● The exercise: Below are records. Copy every line with "nervt" in it.

● Records supplied:

····················

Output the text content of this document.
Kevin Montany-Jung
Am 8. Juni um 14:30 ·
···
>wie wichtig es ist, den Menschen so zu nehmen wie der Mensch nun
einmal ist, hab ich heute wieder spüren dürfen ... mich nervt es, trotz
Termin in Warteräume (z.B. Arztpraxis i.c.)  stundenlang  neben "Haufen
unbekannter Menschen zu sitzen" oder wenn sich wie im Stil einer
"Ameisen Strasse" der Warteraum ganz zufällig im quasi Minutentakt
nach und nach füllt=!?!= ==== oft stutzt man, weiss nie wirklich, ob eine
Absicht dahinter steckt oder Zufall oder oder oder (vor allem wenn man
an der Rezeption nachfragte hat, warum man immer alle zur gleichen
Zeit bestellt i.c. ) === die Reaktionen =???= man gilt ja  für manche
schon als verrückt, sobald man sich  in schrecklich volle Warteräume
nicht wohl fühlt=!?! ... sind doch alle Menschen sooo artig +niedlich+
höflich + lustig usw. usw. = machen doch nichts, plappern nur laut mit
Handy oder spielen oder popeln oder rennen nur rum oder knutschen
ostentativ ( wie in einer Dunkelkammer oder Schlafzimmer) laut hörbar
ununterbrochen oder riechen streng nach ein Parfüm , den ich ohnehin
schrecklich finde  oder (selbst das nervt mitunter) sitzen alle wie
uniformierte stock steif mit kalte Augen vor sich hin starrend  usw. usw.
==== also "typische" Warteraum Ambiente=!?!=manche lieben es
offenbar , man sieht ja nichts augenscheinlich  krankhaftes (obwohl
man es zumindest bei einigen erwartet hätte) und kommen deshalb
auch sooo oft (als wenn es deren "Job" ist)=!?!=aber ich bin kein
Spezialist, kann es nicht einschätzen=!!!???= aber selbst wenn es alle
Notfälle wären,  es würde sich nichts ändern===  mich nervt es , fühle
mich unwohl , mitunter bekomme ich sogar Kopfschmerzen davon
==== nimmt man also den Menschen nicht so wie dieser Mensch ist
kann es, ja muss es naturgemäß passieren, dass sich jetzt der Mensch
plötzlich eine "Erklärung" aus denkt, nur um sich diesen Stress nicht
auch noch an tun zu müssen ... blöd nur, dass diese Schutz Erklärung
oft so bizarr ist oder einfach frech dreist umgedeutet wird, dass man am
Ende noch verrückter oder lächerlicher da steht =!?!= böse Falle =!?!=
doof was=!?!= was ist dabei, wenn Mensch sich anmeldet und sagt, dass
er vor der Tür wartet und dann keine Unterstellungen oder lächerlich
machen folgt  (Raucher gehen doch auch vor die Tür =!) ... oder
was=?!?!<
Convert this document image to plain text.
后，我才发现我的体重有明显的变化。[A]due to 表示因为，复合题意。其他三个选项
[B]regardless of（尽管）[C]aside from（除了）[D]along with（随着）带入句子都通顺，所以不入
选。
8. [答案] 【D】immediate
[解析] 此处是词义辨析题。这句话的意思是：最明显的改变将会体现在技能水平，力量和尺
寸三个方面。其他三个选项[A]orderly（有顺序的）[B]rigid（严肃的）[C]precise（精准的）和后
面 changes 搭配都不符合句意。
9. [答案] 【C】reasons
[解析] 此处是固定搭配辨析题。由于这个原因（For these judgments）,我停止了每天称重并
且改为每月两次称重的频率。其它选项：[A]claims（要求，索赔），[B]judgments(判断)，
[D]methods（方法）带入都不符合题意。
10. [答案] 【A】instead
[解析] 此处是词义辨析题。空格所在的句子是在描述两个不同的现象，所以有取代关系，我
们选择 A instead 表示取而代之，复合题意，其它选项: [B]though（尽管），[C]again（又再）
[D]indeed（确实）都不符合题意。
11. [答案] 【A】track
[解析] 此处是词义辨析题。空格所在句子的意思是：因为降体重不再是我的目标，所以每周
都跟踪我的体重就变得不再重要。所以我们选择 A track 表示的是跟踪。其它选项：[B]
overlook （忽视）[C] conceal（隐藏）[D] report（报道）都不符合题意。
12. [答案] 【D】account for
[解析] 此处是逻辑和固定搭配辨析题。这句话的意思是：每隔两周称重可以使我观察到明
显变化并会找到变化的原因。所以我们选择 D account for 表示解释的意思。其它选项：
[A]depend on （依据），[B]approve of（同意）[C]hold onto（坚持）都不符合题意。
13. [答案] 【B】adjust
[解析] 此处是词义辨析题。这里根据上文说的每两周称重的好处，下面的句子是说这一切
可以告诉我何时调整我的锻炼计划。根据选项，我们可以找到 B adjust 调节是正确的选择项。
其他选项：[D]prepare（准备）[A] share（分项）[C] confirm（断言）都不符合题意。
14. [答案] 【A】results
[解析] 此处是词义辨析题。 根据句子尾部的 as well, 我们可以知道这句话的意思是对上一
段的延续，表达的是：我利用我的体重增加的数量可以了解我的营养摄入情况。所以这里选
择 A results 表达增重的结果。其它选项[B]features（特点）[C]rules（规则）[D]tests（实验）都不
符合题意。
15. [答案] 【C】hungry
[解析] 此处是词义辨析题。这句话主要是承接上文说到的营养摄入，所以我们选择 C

····················

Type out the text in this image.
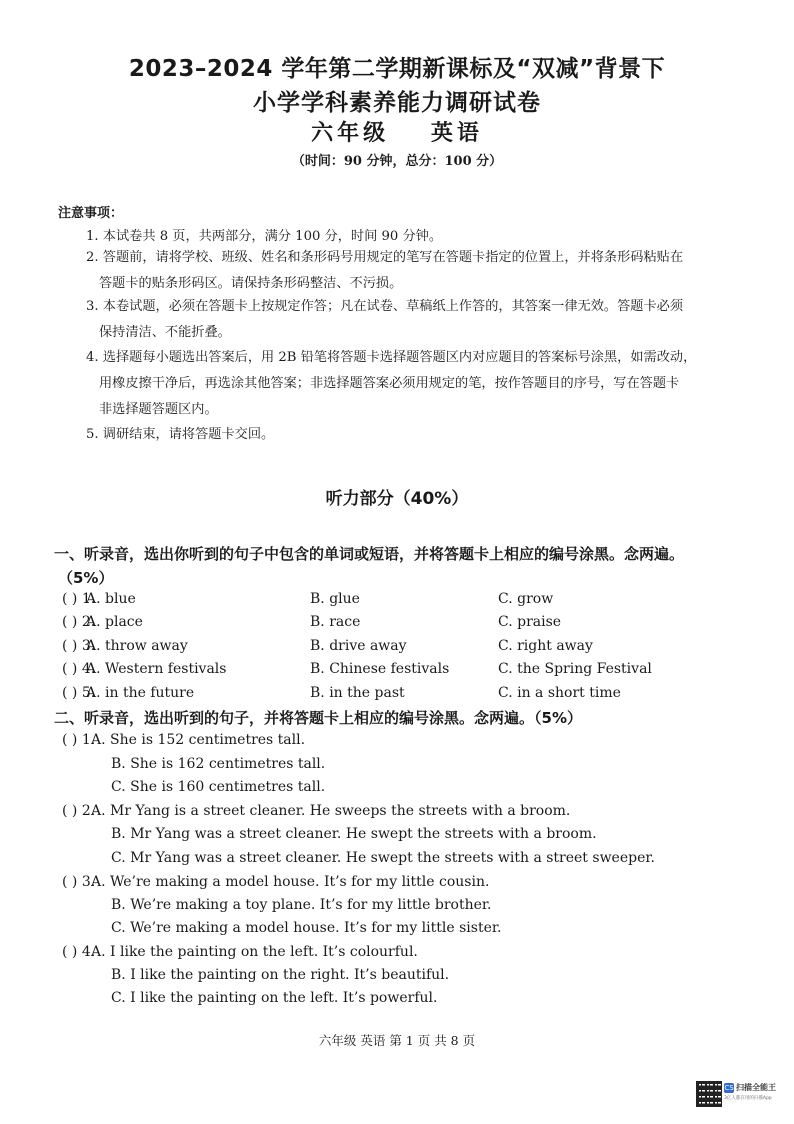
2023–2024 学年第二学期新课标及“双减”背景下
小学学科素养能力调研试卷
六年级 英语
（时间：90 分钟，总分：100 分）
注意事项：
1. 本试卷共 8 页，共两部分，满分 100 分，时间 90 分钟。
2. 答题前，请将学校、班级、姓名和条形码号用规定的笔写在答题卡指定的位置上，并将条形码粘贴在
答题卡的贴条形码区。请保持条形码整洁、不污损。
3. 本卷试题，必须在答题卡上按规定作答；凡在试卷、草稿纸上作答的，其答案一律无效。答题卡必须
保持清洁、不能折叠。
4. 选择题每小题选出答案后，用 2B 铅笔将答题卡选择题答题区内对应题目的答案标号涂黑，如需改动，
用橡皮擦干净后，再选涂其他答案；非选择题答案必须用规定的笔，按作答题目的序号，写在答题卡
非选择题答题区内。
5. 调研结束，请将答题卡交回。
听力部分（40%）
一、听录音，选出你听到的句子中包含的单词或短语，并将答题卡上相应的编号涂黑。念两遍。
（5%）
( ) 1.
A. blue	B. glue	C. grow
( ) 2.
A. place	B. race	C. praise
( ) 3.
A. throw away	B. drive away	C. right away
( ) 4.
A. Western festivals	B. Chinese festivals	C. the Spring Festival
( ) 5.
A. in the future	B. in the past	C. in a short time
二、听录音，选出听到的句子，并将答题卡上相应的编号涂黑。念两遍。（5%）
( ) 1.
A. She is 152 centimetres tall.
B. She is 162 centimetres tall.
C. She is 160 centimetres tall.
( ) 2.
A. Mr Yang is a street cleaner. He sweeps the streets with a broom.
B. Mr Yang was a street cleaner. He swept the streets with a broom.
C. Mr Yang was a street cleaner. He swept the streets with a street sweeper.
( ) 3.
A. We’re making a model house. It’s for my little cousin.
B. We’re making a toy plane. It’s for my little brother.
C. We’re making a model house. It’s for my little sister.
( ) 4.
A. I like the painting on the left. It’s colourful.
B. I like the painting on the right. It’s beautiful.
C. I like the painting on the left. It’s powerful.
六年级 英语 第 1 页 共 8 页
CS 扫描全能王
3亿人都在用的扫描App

····················

● Result of the task:
einmal ist, hab ich heute wieder spüren dürfen ... mich nervt es, trotz
schrecklich finde  oder (selbst das nervt mitunter) sitzen alle wie
Notfälle wären,  es würde sich nichts ändern===  mich nervt es , fühle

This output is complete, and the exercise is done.